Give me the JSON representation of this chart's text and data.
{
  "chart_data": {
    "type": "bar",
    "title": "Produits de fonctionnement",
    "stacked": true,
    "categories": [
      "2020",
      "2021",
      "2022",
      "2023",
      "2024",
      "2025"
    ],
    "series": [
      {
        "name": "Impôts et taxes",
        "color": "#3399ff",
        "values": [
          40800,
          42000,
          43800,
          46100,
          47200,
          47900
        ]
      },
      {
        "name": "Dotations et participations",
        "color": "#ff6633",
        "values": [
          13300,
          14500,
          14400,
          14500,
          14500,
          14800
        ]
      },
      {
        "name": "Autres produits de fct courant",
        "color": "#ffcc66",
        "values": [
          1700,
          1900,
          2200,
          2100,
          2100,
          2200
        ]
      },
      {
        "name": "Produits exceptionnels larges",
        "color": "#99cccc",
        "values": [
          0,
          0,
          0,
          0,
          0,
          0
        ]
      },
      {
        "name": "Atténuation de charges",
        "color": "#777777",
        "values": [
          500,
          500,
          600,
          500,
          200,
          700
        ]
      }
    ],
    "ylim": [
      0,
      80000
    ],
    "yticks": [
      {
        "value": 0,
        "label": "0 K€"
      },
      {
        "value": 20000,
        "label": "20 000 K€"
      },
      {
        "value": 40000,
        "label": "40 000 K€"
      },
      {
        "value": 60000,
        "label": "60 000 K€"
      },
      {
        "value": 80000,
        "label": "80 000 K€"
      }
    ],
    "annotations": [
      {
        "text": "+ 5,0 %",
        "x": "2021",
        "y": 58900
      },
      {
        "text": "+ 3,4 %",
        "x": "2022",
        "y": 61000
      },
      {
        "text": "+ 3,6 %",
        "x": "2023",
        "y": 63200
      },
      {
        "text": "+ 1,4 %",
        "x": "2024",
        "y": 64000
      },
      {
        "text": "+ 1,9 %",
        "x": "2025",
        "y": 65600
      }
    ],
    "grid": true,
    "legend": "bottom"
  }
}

---

To be done:
Recopy the whole listing exactly.

Full output:
Give me the JSON representation of this chart's text and data.
{
  "chart_data": {
    "type": "bar",
    "title": "Produits de fonctionnement",
    "stacked": true,
    "categories": [
      "2020",
      "2021",
      "2022",
      "2023",
      "2024",
      "2025"
    ],
    "series": [
      {
        "name": "Impôts et taxes",
        "color": "#3399ff",
        "values": [
          40800,
          42000,
          43800,
          46100,
          47200,
          47900
        ]
      },
      {
        "name": "Dotations et participations",
        "color": "#ff6633",
        "values": [
          13300,
          14500,
          14400,
          14500,
          14500,
          14800
        ]
      },
      {
        "name": "Autres produits de fct courant",
        "color": "#ffcc66",
        "values": [
          1700,
          1900,
          2200,
          2100,
          2100,
          2200
        ]
      },
      {
        "name": "Produits exceptionnels larges",
        "color": "#99cccc",
        "values": [
          0,
          0,
          0,
          0,
          0,
          0
        ]
      },
      {
        "name": "Atténuation de charges",
        "color": "#777777",
        "values": [
          500,
          500,
          600,
          500,
          200,
          700
        ]
      }
    ],
    "ylim": [
      0,
      80000
    ],
    "yticks": [
      {
        "value": 0,
        "label": "0 K€"
      },
      {
        "value": 20000,
        "label": "20 000 K€"
      },
      {
        "value": 40000,
        "label": "40 000 K€"
      },
      {
        "value": 60000,
        "label": "60 000 K€"
      },
      {
        "value": 80000,
        "label": "80 000 K€"
      }
    ],
    "annotations": [
      {
        "text": "+ 5,0 %",
        "x": "2021",
        "y": 58900
      },
      {
        "text": "+ 3,4 %",
        "x": "2022",
        "y": 61000
      },
      {
        "text": "+ 3,6 %",
        "x": "2023",
        "y": 63200
      },
      {
        "text": "+ 1,4 %",
        "x": "2024",
        "y": 64000
      },
      {
        "text": "+ 1,9 %",
        "x": "2025",
        "y": 65600
      }
    ],
    "grid": true,
    "legend": "bottom"
  }
}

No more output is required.